** start EXTRACTED RECORDS **
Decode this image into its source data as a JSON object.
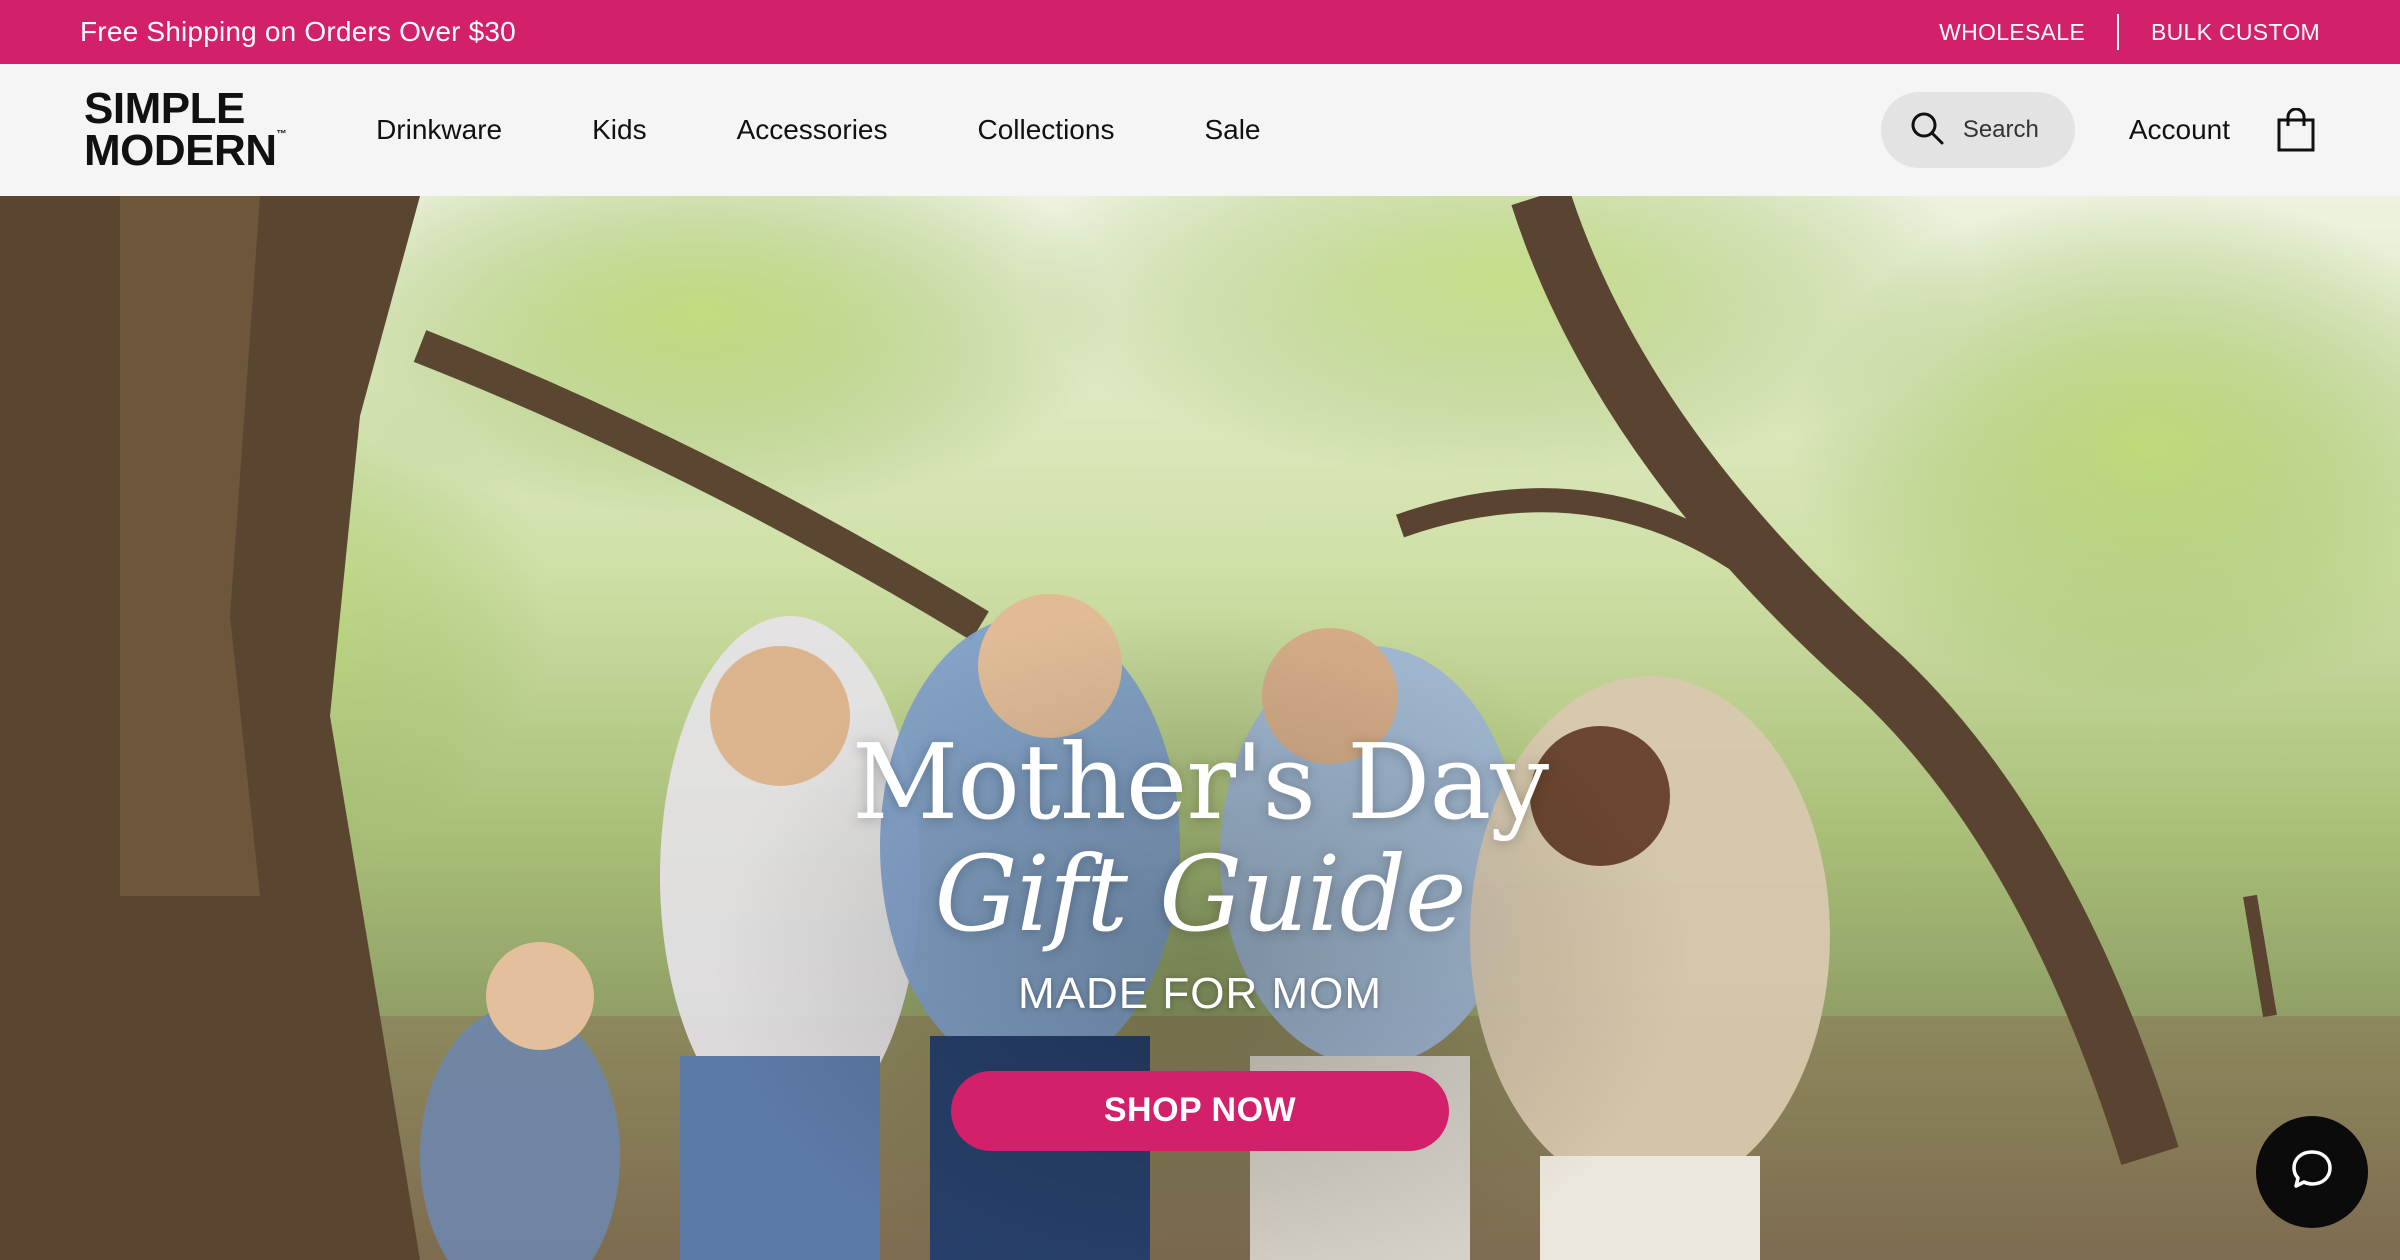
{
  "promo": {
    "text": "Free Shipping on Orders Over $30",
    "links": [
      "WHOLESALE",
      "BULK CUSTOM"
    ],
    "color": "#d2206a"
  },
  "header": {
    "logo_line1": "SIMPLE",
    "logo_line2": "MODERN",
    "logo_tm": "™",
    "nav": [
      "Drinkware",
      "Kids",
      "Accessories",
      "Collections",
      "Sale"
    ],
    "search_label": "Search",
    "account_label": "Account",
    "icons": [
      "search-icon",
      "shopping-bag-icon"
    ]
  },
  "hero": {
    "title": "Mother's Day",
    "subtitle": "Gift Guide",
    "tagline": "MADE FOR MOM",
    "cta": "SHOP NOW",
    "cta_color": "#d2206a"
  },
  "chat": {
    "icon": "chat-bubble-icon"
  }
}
** end EXTRACTED RECORDS **
*STATED EXERCISE*
Print every record above exactly as written, leaving out the pictures.

*FINAL ANSWER*
Decode this image into its source data as a JSON object.
{
  "promo": {
    "text": "Free Shipping on Orders Over $30",
    "links": [
      "WHOLESALE",
      "BULK CUSTOM"
    ],
    "color": "#d2206a"
  },
  "header": {
    "logo_line1": "SIMPLE",
    "logo_line2": "MODERN",
    "logo_tm": "™",
    "nav": [
      "Drinkware",
      "Kids",
      "Accessories",
      "Collections",
      "Sale"
    ],
    "search_label": "Search",
    "account_label": "Account",
    "icons": [
      "search-icon",
      "shopping-bag-icon"
    ]
  },
  "hero": {
    "title": "Mother's Day",
    "subtitle": "Gift Guide",
    "tagline": "MADE FOR MOM",
    "cta": "SHOP NOW",
    "cta_color": "#d2206a"
  },
  "chat": {
    "icon": "chat-bubble-icon"
  }
}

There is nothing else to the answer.